# Task directions
Every entry needs to be reproduced exactly.

# Record excerpts
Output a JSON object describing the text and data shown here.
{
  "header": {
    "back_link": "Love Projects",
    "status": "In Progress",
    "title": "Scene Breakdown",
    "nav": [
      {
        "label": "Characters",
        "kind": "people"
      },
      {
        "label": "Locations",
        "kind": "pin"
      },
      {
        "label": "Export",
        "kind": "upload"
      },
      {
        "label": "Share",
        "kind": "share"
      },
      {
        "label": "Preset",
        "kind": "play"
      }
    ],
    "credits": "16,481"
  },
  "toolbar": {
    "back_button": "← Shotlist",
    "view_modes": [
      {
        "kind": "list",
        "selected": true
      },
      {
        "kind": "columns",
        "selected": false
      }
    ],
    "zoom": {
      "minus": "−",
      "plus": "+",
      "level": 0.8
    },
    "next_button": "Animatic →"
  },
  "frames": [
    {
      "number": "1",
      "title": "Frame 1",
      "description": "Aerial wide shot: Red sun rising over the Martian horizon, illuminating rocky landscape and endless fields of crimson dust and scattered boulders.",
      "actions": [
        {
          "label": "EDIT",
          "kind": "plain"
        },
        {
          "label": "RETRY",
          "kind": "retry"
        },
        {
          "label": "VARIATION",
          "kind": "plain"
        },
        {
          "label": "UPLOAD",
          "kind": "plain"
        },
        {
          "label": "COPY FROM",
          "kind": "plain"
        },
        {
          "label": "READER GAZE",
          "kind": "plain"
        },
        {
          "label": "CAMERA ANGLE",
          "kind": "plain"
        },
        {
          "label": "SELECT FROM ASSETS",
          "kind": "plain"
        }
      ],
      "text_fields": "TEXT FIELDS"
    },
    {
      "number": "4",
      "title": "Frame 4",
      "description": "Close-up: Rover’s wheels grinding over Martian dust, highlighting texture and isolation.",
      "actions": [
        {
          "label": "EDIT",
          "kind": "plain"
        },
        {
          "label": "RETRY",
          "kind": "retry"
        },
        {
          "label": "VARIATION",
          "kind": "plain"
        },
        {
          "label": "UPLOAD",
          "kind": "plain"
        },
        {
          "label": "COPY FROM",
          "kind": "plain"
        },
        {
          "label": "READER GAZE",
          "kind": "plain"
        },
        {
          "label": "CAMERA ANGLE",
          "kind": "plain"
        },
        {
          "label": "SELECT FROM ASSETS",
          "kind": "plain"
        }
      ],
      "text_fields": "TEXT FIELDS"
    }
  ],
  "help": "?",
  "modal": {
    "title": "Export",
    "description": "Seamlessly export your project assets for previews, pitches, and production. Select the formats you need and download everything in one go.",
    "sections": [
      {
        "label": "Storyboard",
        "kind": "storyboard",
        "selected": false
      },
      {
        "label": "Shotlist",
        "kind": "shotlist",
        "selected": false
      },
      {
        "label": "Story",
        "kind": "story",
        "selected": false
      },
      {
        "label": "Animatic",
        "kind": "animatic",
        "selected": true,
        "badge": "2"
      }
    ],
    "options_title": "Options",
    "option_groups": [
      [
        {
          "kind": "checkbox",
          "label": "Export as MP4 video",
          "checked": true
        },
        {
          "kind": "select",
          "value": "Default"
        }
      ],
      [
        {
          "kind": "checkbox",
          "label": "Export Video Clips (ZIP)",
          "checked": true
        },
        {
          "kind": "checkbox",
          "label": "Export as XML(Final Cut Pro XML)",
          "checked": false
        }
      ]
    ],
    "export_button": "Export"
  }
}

# Result for this task
Output a JSON object describing the text and data shown here.
{
  "header": {
    "back_link": "Love Projects",
    "status": "In Progress",
    "title": "Scene Breakdown",
    "nav": [
      {
        "label": "Characters",
        "kind": "people"
      },
      {
        "label": "Locations",
        "kind": "pin"
      },
      {
        "label": "Export",
        "kind": "upload"
      },
      {
        "label": "Share",
        "kind": "share"
      },
      {
        "label": "Preset",
        "kind": "play"
      }
    ],
    "credits": "16,481"
  },
  "toolbar": {
    "back_button": "← Shotlist",
    "view_modes": [
      {
        "kind": "list",
        "selected": true
      },
      {
        "kind": "columns",
        "selected": false
      }
    ],
    "zoom": {
      "minus": "−",
      "plus": "+",
      "level": 0.8
    },
    "next_button": "Animatic →"
  },
  "frames": [
    {
      "number": "1",
      "title": "Frame 1",
      "description": "Aerial wide shot: Red sun rising over the Martian horizon, illuminating rocky landscape and endless fields of crimson dust and scattered boulders.",
      "actions": [
        {
          "label": "EDIT",
          "kind": "plain"
        },
        {
          "label": "RETRY",
          "kind": "retry"
        },
        {
          "label": "VARIATION",
          "kind": "plain"
        },
        {
          "label": "UPLOAD",
          "kind": "plain"
        },
        {
          "label": "COPY FROM",
          "kind": "plain"
        },
        {
          "label": "READER GAZE",
          "kind": "plain"
        },
        {
          "label": "CAMERA ANGLE",
          "kind": "plain"
        },
        {
          "label": "SELECT FROM ASSETS",
          "kind": "plain"
        }
      ],
      "text_fields": "TEXT FIELDS"
    },
    {
      "number": "4",
      "title": "Frame 4",
      "description": "Close-up: Rover’s wheels grinding over Martian dust, highlighting texture and isolation.",
      "actions": [
        {
          "label": "EDIT",
          "kind": "plain"
        },
        {
          "label": "RETRY",
          "kind": "retry"
        },
        {
          "label": "VARIATION",
          "kind": "plain"
        },
        {
          "label": "UPLOAD",
          "kind": "plain"
        },
        {
          "label": "COPY FROM",
          "kind": "plain"
        },
        {
          "label": "READER GAZE",
          "kind": "plain"
        },
        {
          "label": "CAMERA ANGLE",
          "kind": "plain"
        },
        {
          "label": "SELECT FROM ASSETS",
          "kind": "plain"
        }
      ],
      "text_fields": "TEXT FIELDS"
    }
  ],
  "help": "?",
  "modal": {
    "title": "Export",
    "description": "Seamlessly export your project assets for previews, pitches, and production. Select the formats you need and download everything in one go.",
    "sections": [
      {
        "label": "Storyboard",
        "kind": "storyboard",
        "selected": false
      },
      {
        "label": "Shotlist",
        "kind": "shotlist",
        "selected": false
      },
      {
        "label": "Story",
        "kind": "story",
        "selected": false
      },
      {
        "label": "Animatic",
        "kind": "animatic",
        "selected": true,
        "badge": "2"
      }
    ],
    "options_title": "Options",
    "option_groups": [
      [
        {
          "kind": "checkbox",
          "label": "Export as MP4 video",
          "checked": true
        },
        {
          "kind": "select",
          "value": "Default"
        }
      ],
      [
        {
          "kind": "checkbox",
          "label": "Export Video Clips (ZIP)",
          "checked": true
        },
        {
          "kind": "checkbox",
          "label": "Export as XML(Final Cut Pro XML)",
          "checked": false
        }
      ]
    ],
    "export_button": "Export"
  }
}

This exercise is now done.